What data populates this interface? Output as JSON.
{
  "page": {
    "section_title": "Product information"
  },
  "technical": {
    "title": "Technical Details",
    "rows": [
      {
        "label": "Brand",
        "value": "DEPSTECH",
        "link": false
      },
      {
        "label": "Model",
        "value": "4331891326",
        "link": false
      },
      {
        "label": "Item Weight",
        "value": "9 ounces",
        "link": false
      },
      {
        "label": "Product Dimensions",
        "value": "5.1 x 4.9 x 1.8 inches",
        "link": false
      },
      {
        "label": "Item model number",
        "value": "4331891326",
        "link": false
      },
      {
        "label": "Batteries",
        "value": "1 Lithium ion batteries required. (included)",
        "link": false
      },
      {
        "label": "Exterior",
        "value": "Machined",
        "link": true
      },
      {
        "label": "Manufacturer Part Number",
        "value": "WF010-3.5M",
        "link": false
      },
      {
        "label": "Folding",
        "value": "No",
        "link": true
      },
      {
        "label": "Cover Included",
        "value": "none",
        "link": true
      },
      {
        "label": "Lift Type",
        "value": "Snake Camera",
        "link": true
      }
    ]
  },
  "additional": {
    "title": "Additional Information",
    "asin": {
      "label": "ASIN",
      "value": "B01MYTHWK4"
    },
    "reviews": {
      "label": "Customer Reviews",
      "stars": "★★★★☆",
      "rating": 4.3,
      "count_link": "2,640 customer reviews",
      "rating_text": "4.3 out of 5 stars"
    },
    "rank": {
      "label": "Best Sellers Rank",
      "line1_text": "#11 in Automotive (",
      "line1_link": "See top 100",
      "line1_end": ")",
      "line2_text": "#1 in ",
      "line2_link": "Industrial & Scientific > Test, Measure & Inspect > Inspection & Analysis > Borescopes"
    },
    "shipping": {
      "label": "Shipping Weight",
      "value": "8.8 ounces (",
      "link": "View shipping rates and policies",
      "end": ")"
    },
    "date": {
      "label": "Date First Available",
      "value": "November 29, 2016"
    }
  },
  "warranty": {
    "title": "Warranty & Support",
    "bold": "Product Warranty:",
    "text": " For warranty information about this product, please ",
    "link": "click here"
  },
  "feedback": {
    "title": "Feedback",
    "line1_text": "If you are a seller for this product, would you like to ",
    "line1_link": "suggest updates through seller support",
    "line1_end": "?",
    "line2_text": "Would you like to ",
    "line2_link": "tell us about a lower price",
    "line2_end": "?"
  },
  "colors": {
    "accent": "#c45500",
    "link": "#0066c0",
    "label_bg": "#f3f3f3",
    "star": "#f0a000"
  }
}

» **Your goal**:
Copy every record above exactly as it appears.

» **Answer to the exercise**:
What data populates this interface? Output as JSON.
{
  "page": {
    "section_title": "Product information"
  },
  "technical": {
    "title": "Technical Details",
    "rows": [
      {
        "label": "Brand",
        "value": "DEPSTECH",
        "link": false
      },
      {
        "label": "Model",
        "value": "4331891326",
        "link": false
      },
      {
        "label": "Item Weight",
        "value": "9 ounces",
        "link": false
      },
      {
        "label": "Product Dimensions",
        "value": "5.1 x 4.9 x 1.8 inches",
        "link": false
      },
      {
        "label": "Item model number",
        "value": "4331891326",
        "link": false
      },
      {
        "label": "Batteries",
        "value": "1 Lithium ion batteries required. (included)",
        "link": false
      },
      {
        "label": "Exterior",
        "value": "Machined",
        "link": true
      },
      {
        "label": "Manufacturer Part Number",
        "value": "WF010-3.5M",
        "link": false
      },
      {
        "label": "Folding",
        "value": "No",
        "link": true
      },
      {
        "label": "Cover Included",
        "value": "none",
        "link": true
      },
      {
        "label": "Lift Type",
        "value": "Snake Camera",
        "link": true
      }
    ]
  },
  "additional": {
    "title": "Additional Information",
    "asin": {
      "label": "ASIN",
      "value": "B01MYTHWK4"
    },
    "reviews": {
      "label": "Customer Reviews",
      "stars": "★★★★☆",
      "rating": 4.3,
      "count_link": "2,640 customer reviews",
      "rating_text": "4.3 out of 5 stars"
    },
    "rank": {
      "label": "Best Sellers Rank",
      "line1_text": "#11 in Automotive (",
      "line1_link": "See top 100",
      "line1_end": ")",
      "line2_text": "#1 in ",
      "line2_link": "Industrial & Scientific > Test, Measure & Inspect > Inspection & Analysis > Borescopes"
    },
    "shipping": {
      "label": "Shipping Weight",
      "value": "8.8 ounces (",
      "link": "View shipping rates and policies",
      "end": ")"
    },
    "date": {
      "label": "Date First Available",
      "value": "November 29, 2016"
    }
  },
  "warranty": {
    "title": "Warranty & Support",
    "bold": "Product Warranty:",
    "text": " For warranty information about this product, please ",
    "link": "click here"
  },
  "feedback": {
    "title": "Feedback",
    "line1_text": "If you are a seller for this product, would you like to ",
    "line1_link": "suggest updates through seller support",
    "line1_end": "?",
    "line2_text": "Would you like to ",
    "line2_link": "tell us about a lower price",
    "line2_end": "?"
  },
  "colors": {
    "accent": "#c45500",
    "link": "#0066c0",
    "label_bg": "#f3f3f3",
    "star": "#f0a000"
  }
}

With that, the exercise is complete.